┌─ EXCERPTED DATA

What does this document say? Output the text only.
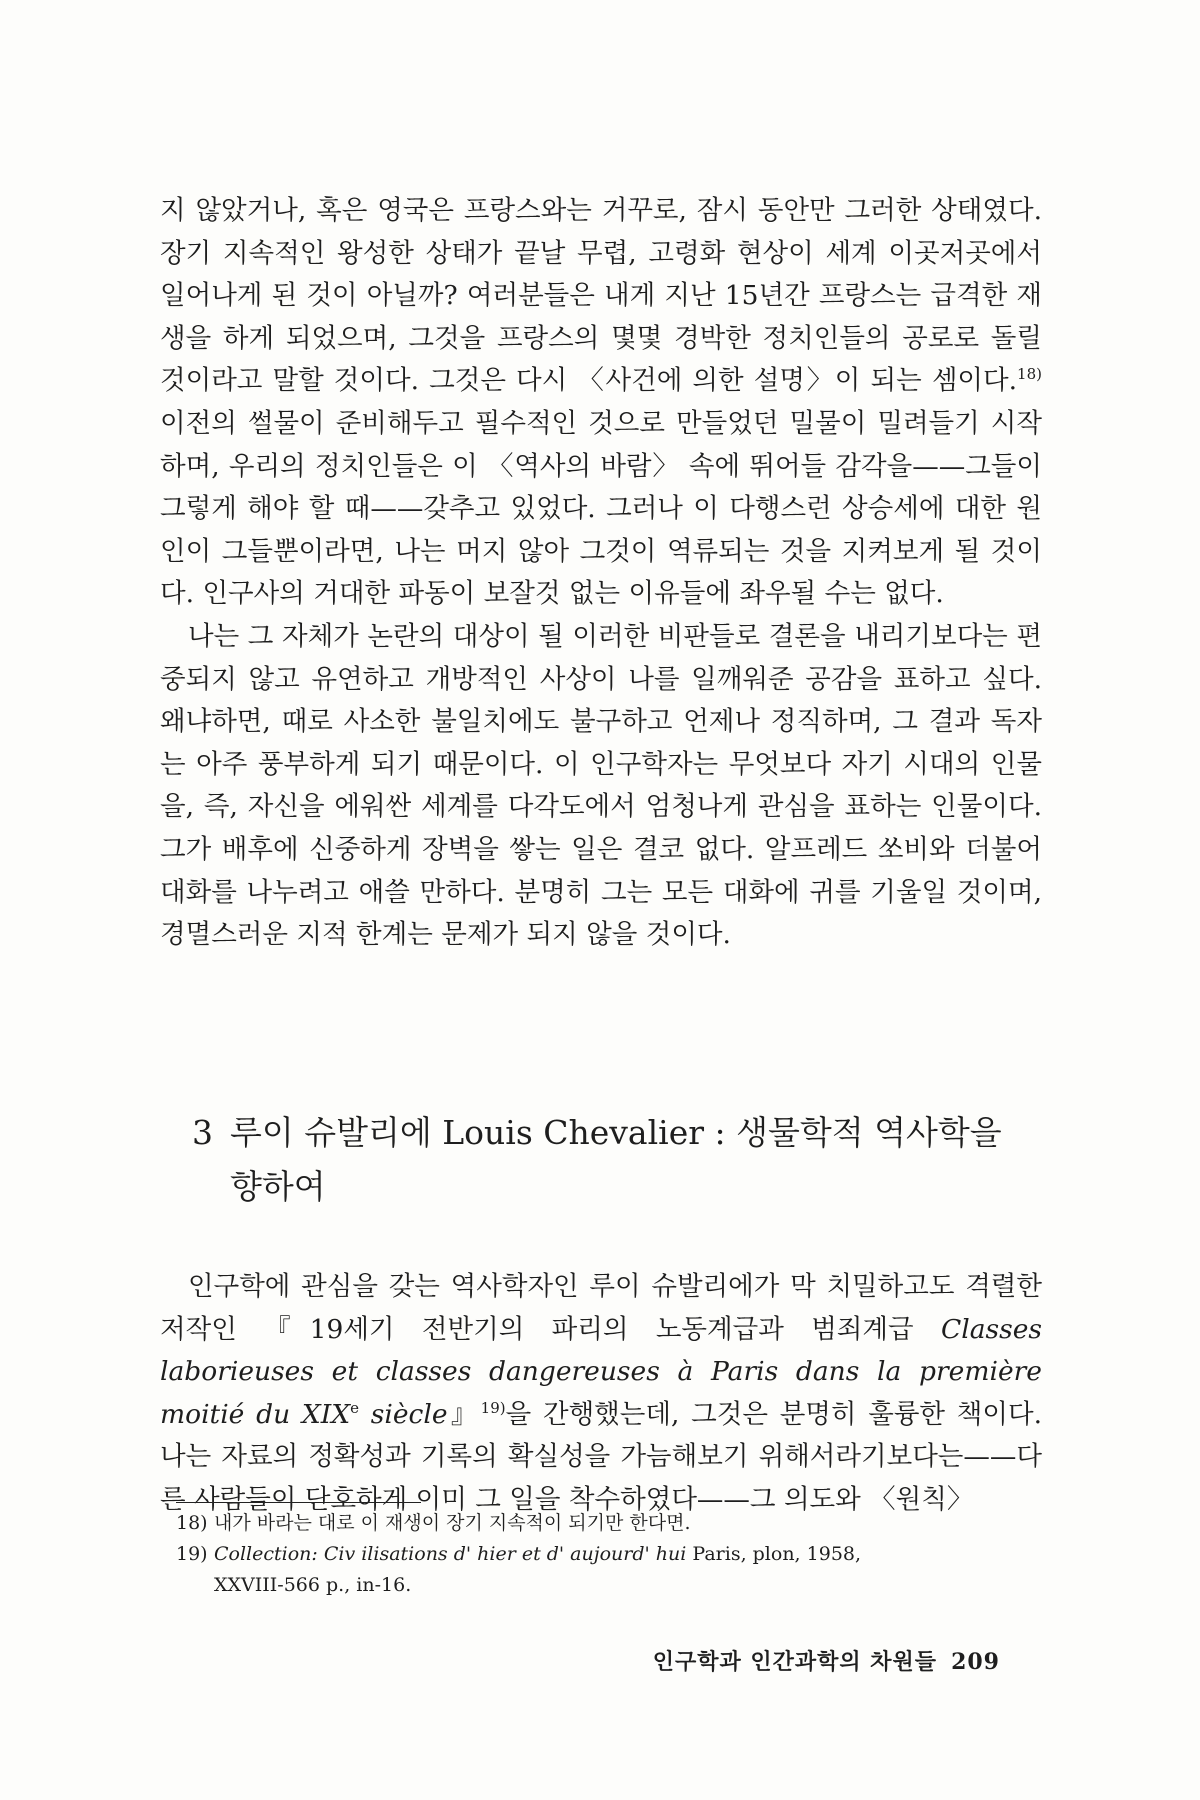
지 않았거나, 혹은 영국은 프랑스와는 거꾸로, 잠시 동안만 그러한 상태였다. 장기 지속적인 왕성한 상태가 끝날 무렵, 고령화 현상이 세계 이곳저곳에서 일어나게 된 것이 아닐까? 여러분들은 내게 지난 15년간 프랑스는 급격한 재생을 하게 되었으며, 그것을 프랑스의 몇몇 경박한 정치인들의 공로로 돌릴 것이라고 말할 것이다. 그것은 다시 〈사건에 의한 설명〉이 되는 셈이다.$^{18)}$ 이전의 썰물이 준비해두고 필수적인 것으로 만들었던 밀물이 밀려들기 시작하며, 우리의 정치인들은 이 〈역사의 바람〉 속에 뛰어들 감각을——그들이 그렇게 해야 할 때——갖추고 있었다. 그러나 이 다행스런 상승세에 대한 원인이 그들뿐이라면, 나는 머지 않아 그것이 역류되는 것을 지켜보게 될 것이다. 인구사의 거대한 파동이 보잘것 없는 이유들에 좌우될 수는 없다.

나는 그 자체가 논란의 대상이 될 이러한 비판들로 결론을 내리기보다는 편중되지 않고 유연하고 개방적인 사상이 나를 일깨워준 공감을 표하고 싶다. 왜냐하면, 때로 사소한 불일치에도 불구하고 언제나 정직하며, 그 결과 독자는 아주 풍부하게 되기 때문이다. 이 인구학자는 무엇보다 자기 시대의 인물을, 즉, 자신을 에워싼 세계를 다각도에서 엄청나게 관심을 표하는 인물이다. 그가 배후에 신중하게 장벽을 쌓는 일은 결코 없다. 알프레드 쏘비와 더불어 대화를 나누려고 애쓸 만하다. 분명히 그는 모든 대화에 귀를 기울일 것이며, 경멸스러운 지적 한계는 문제가 되지 않을 것이다.

3 루이 슈발리에 Louis Chevalier : 생물학적 역사학을
향하여

인구학에 관심을 갖는 역사학자인 루이 슈발리에가 막 치밀하고도 격렬한 저작인 『19세기 전반기의 파리의 노동계급과 범죄계급 Classes laborieuses et classes dangereuses à Paris dans la première moitié du XIXe siècle』$^{19)}$을 간행했는데, 그것은 분명히 훌륭한 책이다. 나는 자료의 정확성과 기록의 확실성을 가늠해보기 위해서라기보다는——다른 사람들이 단호하게 이미 그 일을 착수하였다——그 의도와 〈원칙〉

18) 내가 바라는 대로 이 재생이 장기 지속적이 되기만 한다면.
19) Collection: Civ ilisations d' hier et d' aujourd' hui Paris, plon, 1958,
XXVIII-566 p., in-16.
인구학과 인간과학의 차원들 209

└─

PROBLEM STATEMENT. Repeat the listing in full and exactly. Leave any pictures out.

COMPLETED TASK.
What does this document say? Output the text only.
지 않았거나, 혹은 영국은 프랑스와는 거꾸로, 잠시 동안만 그러한 상태였다. 장기 지속적인 왕성한 상태가 끝날 무렵, 고령화 현상이 세계 이곳저곳에서 일어나게 된 것이 아닐까? 여러분들은 내게 지난 15년간 프랑스는 급격한 재생을 하게 되었으며, 그것을 프랑스의 몇몇 경박한 정치인들의 공로로 돌릴 것이라고 말할 것이다. 그것은 다시 〈사건에 의한 설명〉이 되는 셈이다.$^{18)}$ 이전의 썰물이 준비해두고 필수적인 것으로 만들었던 밀물이 밀려들기 시작하며, 우리의 정치인들은 이 〈역사의 바람〉 속에 뛰어들 감각을——그들이 그렇게 해야 할 때——갖추고 있었다. 그러나 이 다행스런 상승세에 대한 원인이 그들뿐이라면, 나는 머지 않아 그것이 역류되는 것을 지켜보게 될 것이다. 인구사의 거대한 파동이 보잘것 없는 이유들에 좌우될 수는 없다.

나는 그 자체가 논란의 대상이 될 이러한 비판들로 결론을 내리기보다는 편중되지 않고 유연하고 개방적인 사상이 나를 일깨워준 공감을 표하고 싶다. 왜냐하면, 때로 사소한 불일치에도 불구하고 언제나 정직하며, 그 결과 독자는 아주 풍부하게 되기 때문이다. 이 인구학자는 무엇보다 자기 시대의 인물을, 즉, 자신을 에워싼 세계를 다각도에서 엄청나게 관심을 표하는 인물이다. 그가 배후에 신중하게 장벽을 쌓는 일은 결코 없다. 알프레드 쏘비와 더불어 대화를 나누려고 애쓸 만하다. 분명히 그는 모든 대화에 귀를 기울일 것이며, 경멸스러운 지적 한계는 문제가 되지 않을 것이다.

3 루이 슈발리에 Louis Chevalier : 생물학적 역사학을
향하여

인구학에 관심을 갖는 역사학자인 루이 슈발리에가 막 치밀하고도 격렬한 저작인 『19세기 전반기의 파리의 노동계급과 범죄계급 Classes laborieuses et classes dangereuses à Paris dans la première moitié du XIXe siècle』$^{19)}$을 간행했는데, 그것은 분명히 훌륭한 책이다. 나는 자료의 정확성과 기록의 확실성을 가늠해보기 위해서라기보다는——다른 사람들이 단호하게 이미 그 일을 착수하였다——그 의도와 〈원칙〉

18) 내가 바라는 대로 이 재생이 장기 지속적이 되기만 한다면.
19) Collection: Civ ilisations d' hier et d' aujourd' hui Paris, plon, 1958,
XXVIII-566 p., in-16.
인구학과 인간과학의 차원들 209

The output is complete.